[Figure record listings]

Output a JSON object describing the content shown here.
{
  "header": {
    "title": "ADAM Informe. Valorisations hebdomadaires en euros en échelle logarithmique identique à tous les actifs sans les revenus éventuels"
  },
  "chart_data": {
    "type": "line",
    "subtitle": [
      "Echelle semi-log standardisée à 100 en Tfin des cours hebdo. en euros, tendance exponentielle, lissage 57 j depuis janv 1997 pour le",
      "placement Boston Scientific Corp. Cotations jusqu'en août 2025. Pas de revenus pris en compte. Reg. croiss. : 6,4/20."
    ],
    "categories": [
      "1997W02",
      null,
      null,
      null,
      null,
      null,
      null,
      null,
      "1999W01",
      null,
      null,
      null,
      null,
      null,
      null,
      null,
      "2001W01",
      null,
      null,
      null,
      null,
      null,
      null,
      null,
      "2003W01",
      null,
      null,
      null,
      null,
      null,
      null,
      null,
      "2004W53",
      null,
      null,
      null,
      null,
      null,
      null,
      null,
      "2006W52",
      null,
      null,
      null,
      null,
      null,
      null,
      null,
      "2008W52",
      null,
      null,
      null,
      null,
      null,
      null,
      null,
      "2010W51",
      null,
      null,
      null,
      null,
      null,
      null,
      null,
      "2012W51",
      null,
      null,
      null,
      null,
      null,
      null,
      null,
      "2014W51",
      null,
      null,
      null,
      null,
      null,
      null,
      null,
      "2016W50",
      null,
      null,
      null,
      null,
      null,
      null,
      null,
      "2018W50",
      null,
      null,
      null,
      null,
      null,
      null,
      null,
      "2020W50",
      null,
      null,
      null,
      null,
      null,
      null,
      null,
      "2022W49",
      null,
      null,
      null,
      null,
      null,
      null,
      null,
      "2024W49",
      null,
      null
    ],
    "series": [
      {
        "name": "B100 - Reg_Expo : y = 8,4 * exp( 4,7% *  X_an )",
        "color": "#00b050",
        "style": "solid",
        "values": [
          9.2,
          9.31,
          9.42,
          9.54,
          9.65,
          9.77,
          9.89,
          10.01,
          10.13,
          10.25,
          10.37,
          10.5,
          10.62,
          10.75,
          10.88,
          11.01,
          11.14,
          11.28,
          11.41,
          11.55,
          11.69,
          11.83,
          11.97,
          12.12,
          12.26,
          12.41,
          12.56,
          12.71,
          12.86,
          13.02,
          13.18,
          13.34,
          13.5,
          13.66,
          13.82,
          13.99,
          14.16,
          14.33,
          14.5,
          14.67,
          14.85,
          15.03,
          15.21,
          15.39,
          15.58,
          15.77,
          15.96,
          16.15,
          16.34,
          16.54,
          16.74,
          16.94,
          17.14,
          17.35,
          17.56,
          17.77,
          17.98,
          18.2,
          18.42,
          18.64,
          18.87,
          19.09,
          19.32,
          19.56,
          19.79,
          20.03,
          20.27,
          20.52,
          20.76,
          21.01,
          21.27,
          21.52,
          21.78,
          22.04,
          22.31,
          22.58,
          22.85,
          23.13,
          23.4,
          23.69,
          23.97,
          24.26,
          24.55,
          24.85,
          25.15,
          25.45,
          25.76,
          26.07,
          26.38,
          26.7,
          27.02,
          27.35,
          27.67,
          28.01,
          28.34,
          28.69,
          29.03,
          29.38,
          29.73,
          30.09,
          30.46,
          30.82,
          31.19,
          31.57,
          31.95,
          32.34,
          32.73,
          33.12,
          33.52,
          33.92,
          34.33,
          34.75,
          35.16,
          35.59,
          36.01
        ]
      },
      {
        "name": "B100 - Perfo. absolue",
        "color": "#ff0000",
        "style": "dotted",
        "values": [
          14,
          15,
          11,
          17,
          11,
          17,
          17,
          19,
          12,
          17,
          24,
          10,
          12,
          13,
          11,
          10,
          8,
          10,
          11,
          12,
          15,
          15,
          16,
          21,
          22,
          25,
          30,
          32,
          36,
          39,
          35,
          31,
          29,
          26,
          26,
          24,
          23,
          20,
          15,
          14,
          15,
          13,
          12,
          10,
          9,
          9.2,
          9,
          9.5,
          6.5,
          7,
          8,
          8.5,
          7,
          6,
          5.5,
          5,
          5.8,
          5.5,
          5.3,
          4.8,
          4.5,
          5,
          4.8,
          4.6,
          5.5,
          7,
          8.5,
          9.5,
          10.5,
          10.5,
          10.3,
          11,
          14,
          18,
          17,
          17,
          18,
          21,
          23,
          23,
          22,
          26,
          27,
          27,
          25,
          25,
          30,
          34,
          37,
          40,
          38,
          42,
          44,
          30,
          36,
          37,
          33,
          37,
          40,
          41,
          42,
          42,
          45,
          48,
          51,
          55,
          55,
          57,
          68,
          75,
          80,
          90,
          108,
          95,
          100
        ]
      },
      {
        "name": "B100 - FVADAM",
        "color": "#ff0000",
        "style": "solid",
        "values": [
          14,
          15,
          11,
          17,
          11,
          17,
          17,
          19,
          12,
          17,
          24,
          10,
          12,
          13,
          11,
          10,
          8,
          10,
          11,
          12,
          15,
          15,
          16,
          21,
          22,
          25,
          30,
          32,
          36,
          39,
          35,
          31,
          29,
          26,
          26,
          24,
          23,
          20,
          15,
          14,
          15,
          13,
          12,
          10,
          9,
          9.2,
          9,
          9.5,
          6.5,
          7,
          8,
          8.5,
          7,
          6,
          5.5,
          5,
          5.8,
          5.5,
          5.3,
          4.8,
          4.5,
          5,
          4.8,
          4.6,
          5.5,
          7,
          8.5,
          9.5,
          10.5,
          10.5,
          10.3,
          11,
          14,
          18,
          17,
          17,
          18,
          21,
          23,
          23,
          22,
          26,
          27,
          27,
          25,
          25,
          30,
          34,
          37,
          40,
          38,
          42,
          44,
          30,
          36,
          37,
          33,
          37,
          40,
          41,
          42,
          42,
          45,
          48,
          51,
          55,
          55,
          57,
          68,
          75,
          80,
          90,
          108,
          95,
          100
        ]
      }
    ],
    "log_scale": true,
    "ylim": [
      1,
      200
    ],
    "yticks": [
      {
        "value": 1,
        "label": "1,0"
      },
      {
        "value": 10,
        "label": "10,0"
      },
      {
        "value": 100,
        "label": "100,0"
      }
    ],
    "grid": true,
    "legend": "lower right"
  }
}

**REQUIREMENTS**
Using the material above, report each line where "name" occurs.

**RESULT OF THE EXERCISE**
        "name": "B100 - Reg_Expo : y = 8,4 * exp( 4,7% *  X_an )",
        "name": "B100 - Perfo. absolue",
        "name": "B100 - FVADAM",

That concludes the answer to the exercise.